[Stored data]
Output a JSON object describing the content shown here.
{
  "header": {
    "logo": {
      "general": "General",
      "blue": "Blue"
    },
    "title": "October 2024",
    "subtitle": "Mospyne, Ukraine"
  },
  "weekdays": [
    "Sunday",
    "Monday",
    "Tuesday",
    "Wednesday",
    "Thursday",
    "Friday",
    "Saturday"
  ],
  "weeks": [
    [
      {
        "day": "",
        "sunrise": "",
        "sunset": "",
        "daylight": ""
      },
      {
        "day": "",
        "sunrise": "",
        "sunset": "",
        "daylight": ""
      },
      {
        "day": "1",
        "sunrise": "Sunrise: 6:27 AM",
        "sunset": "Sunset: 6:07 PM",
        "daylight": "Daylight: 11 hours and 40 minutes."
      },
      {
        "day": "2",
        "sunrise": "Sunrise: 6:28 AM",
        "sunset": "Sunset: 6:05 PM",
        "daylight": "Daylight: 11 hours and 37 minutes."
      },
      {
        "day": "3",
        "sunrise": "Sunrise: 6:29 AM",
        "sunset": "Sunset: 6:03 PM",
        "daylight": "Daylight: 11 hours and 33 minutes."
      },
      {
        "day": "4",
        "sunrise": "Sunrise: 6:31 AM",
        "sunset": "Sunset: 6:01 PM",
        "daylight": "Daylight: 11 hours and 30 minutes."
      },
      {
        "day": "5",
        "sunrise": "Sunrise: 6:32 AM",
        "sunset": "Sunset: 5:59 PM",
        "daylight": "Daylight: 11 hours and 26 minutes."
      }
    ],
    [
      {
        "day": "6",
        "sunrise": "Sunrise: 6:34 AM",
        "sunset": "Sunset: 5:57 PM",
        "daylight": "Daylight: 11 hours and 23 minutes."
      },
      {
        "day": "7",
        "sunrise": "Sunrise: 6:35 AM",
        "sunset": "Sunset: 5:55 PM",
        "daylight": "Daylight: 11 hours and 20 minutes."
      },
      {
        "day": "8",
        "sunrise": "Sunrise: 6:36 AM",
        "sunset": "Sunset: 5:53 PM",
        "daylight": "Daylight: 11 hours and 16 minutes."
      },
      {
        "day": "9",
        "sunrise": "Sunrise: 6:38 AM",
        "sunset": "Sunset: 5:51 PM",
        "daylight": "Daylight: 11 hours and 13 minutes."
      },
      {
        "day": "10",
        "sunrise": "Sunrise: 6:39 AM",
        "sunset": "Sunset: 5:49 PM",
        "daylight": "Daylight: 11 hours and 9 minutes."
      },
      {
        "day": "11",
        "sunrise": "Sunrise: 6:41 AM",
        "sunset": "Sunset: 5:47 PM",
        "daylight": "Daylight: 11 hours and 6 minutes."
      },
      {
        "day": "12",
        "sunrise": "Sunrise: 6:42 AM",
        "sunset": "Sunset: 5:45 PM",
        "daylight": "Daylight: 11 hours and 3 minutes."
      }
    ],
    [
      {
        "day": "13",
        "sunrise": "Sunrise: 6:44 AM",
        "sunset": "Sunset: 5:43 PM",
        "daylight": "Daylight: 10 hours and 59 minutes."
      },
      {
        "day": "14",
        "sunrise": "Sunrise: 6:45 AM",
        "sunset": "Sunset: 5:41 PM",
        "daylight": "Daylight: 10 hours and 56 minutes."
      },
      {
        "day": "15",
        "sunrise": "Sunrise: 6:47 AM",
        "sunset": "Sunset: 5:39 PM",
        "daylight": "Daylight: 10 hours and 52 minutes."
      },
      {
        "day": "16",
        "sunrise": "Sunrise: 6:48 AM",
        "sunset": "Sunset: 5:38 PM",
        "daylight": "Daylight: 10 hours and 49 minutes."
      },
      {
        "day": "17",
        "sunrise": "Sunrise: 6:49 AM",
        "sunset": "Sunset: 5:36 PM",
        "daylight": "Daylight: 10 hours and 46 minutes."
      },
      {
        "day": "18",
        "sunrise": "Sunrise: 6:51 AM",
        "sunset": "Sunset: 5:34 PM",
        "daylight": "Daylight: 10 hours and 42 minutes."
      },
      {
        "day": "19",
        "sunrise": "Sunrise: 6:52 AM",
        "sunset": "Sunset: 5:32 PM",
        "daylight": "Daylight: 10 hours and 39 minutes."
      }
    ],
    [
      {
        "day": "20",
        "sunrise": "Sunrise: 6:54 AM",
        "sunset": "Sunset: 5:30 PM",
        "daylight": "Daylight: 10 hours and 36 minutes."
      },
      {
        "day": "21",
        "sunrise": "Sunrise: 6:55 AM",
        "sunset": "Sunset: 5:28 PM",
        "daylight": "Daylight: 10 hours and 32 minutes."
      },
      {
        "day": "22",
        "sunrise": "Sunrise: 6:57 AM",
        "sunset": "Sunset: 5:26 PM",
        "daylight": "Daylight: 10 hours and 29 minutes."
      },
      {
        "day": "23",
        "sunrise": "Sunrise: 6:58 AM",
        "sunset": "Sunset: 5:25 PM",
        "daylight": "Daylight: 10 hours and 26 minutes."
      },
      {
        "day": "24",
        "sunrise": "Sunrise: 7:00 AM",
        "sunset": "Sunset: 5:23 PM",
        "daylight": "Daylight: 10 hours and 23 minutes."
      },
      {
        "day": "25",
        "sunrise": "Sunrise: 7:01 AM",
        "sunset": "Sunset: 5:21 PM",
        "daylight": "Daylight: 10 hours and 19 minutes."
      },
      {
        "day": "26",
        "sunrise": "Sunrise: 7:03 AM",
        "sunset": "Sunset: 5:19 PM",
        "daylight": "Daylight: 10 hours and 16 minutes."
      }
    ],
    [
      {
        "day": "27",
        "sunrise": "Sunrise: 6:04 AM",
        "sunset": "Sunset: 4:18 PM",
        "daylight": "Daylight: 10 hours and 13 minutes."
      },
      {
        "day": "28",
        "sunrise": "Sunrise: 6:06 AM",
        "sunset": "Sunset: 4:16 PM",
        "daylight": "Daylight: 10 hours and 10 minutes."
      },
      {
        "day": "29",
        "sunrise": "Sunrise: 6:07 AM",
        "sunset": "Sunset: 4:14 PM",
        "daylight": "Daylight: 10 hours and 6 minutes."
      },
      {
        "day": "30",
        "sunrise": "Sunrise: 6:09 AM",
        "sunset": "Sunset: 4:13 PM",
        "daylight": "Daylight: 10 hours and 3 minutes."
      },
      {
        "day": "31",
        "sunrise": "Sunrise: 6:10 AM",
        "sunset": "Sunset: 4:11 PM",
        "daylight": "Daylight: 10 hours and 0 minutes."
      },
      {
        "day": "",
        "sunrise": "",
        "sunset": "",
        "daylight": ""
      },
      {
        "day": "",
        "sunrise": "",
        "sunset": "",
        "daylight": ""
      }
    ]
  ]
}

◆ **The problem**
Quote every line of the data, word for word.

◆ **Final result**
Output a JSON object describing the content shown here.
{
  "header": {
    "logo": {
      "general": "General",
      "blue": "Blue"
    },
    "title": "October 2024",
    "subtitle": "Mospyne, Ukraine"
  },
  "weekdays": [
    "Sunday",
    "Monday",
    "Tuesday",
    "Wednesday",
    "Thursday",
    "Friday",
    "Saturday"
  ],
  "weeks": [
    [
      {
        "day": "",
        "sunrise": "",
        "sunset": "",
        "daylight": ""
      },
      {
        "day": "",
        "sunrise": "",
        "sunset": "",
        "daylight": ""
      },
      {
        "day": "1",
        "sunrise": "Sunrise: 6:27 AM",
        "sunset": "Sunset: 6:07 PM",
        "daylight": "Daylight: 11 hours and 40 minutes."
      },
      {
        "day": "2",
        "sunrise": "Sunrise: 6:28 AM",
        "sunset": "Sunset: 6:05 PM",
        "daylight": "Daylight: 11 hours and 37 minutes."
      },
      {
        "day": "3",
        "sunrise": "Sunrise: 6:29 AM",
        "sunset": "Sunset: 6:03 PM",
        "daylight": "Daylight: 11 hours and 33 minutes."
      },
      {
        "day": "4",
        "sunrise": "Sunrise: 6:31 AM",
        "sunset": "Sunset: 6:01 PM",
        "daylight": "Daylight: 11 hours and 30 minutes."
      },
      {
        "day": "5",
        "sunrise": "Sunrise: 6:32 AM",
        "sunset": "Sunset: 5:59 PM",
        "daylight": "Daylight: 11 hours and 26 minutes."
      }
    ],
    [
      {
        "day": "6",
        "sunrise": "Sunrise: 6:34 AM",
        "sunset": "Sunset: 5:57 PM",
        "daylight": "Daylight: 11 hours and 23 minutes."
      },
      {
        "day": "7",
        "sunrise": "Sunrise: 6:35 AM",
        "sunset": "Sunset: 5:55 PM",
        "daylight": "Daylight: 11 hours and 20 minutes."
      },
      {
        "day": "8",
        "sunrise": "Sunrise: 6:36 AM",
        "sunset": "Sunset: 5:53 PM",
        "daylight": "Daylight: 11 hours and 16 minutes."
      },
      {
        "day": "9",
        "sunrise": "Sunrise: 6:38 AM",
        "sunset": "Sunset: 5:51 PM",
        "daylight": "Daylight: 11 hours and 13 minutes."
      },
      {
        "day": "10",
        "sunrise": "Sunrise: 6:39 AM",
        "sunset": "Sunset: 5:49 PM",
        "daylight": "Daylight: 11 hours and 9 minutes."
      },
      {
        "day": "11",
        "sunrise": "Sunrise: 6:41 AM",
        "sunset": "Sunset: 5:47 PM",
        "daylight": "Daylight: 11 hours and 6 minutes."
      },
      {
        "day": "12",
        "sunrise": "Sunrise: 6:42 AM",
        "sunset": "Sunset: 5:45 PM",
        "daylight": "Daylight: 11 hours and 3 minutes."
      }
    ],
    [
      {
        "day": "13",
        "sunrise": "Sunrise: 6:44 AM",
        "sunset": "Sunset: 5:43 PM",
        "daylight": "Daylight: 10 hours and 59 minutes."
      },
      {
        "day": "14",
        "sunrise": "Sunrise: 6:45 AM",
        "sunset": "Sunset: 5:41 PM",
        "daylight": "Daylight: 10 hours and 56 minutes."
      },
      {
        "day": "15",
        "sunrise": "Sunrise: 6:47 AM",
        "sunset": "Sunset: 5:39 PM",
        "daylight": "Daylight: 10 hours and 52 minutes."
      },
      {
        "day": "16",
        "sunrise": "Sunrise: 6:48 AM",
        "sunset": "Sunset: 5:38 PM",
        "daylight": "Daylight: 10 hours and 49 minutes."
      },
      {
        "day": "17",
        "sunrise": "Sunrise: 6:49 AM",
        "sunset": "Sunset: 5:36 PM",
        "daylight": "Daylight: 10 hours and 46 minutes."
      },
      {
        "day": "18",
        "sunrise": "Sunrise: 6:51 AM",
        "sunset": "Sunset: 5:34 PM",
        "daylight": "Daylight: 10 hours and 42 minutes."
      },
      {
        "day": "19",
        "sunrise": "Sunrise: 6:52 AM",
        "sunset": "Sunset: 5:32 PM",
        "daylight": "Daylight: 10 hours and 39 minutes."
      }
    ],
    [
      {
        "day": "20",
        "sunrise": "Sunrise: 6:54 AM",
        "sunset": "Sunset: 5:30 PM",
        "daylight": "Daylight: 10 hours and 36 minutes."
      },
      {
        "day": "21",
        "sunrise": "Sunrise: 6:55 AM",
        "sunset": "Sunset: 5:28 PM",
        "daylight": "Daylight: 10 hours and 32 minutes."
      },
      {
        "day": "22",
        "sunrise": "Sunrise: 6:57 AM",
        "sunset": "Sunset: 5:26 PM",
        "daylight": "Daylight: 10 hours and 29 minutes."
      },
      {
        "day": "23",
        "sunrise": "Sunrise: 6:58 AM",
        "sunset": "Sunset: 5:25 PM",
        "daylight": "Daylight: 10 hours and 26 minutes."
      },
      {
        "day": "24",
        "sunrise": "Sunrise: 7:00 AM",
        "sunset": "Sunset: 5:23 PM",
        "daylight": "Daylight: 10 hours and 23 minutes."
      },
      {
        "day": "25",
        "sunrise": "Sunrise: 7:01 AM",
        "sunset": "Sunset: 5:21 PM",
        "daylight": "Daylight: 10 hours and 19 minutes."
      },
      {
        "day": "26",
        "sunrise": "Sunrise: 7:03 AM",
        "sunset": "Sunset: 5:19 PM",
        "daylight": "Daylight: 10 hours and 16 minutes."
      }
    ],
    [
      {
        "day": "27",
        "sunrise": "Sunrise: 6:04 AM",
        "sunset": "Sunset: 4:18 PM",
        "daylight": "Daylight: 10 hours and 13 minutes."
      },
      {
        "day": "28",
        "sunrise": "Sunrise: 6:06 AM",
        "sunset": "Sunset: 4:16 PM",
        "daylight": "Daylight: 10 hours and 10 minutes."
      },
      {
        "day": "29",
        "sunrise": "Sunrise: 6:07 AM",
        "sunset": "Sunset: 4:14 PM",
        "daylight": "Daylight: 10 hours and 6 minutes."
      },
      {
        "day": "30",
        "sunrise": "Sunrise: 6:09 AM",
        "sunset": "Sunset: 4:13 PM",
        "daylight": "Daylight: 10 hours and 3 minutes."
      },
      {
        "day": "31",
        "sunrise": "Sunrise: 6:10 AM",
        "sunset": "Sunset: 4:11 PM",
        "daylight": "Daylight: 10 hours and 0 minutes."
      },
      {
        "day": "",
        "sunrise": "",
        "sunset": "",
        "daylight": ""
      },
      {
        "day": "",
        "sunrise": "",
        "sunset": "",
        "daylight": ""
      }
    ]
  ]
}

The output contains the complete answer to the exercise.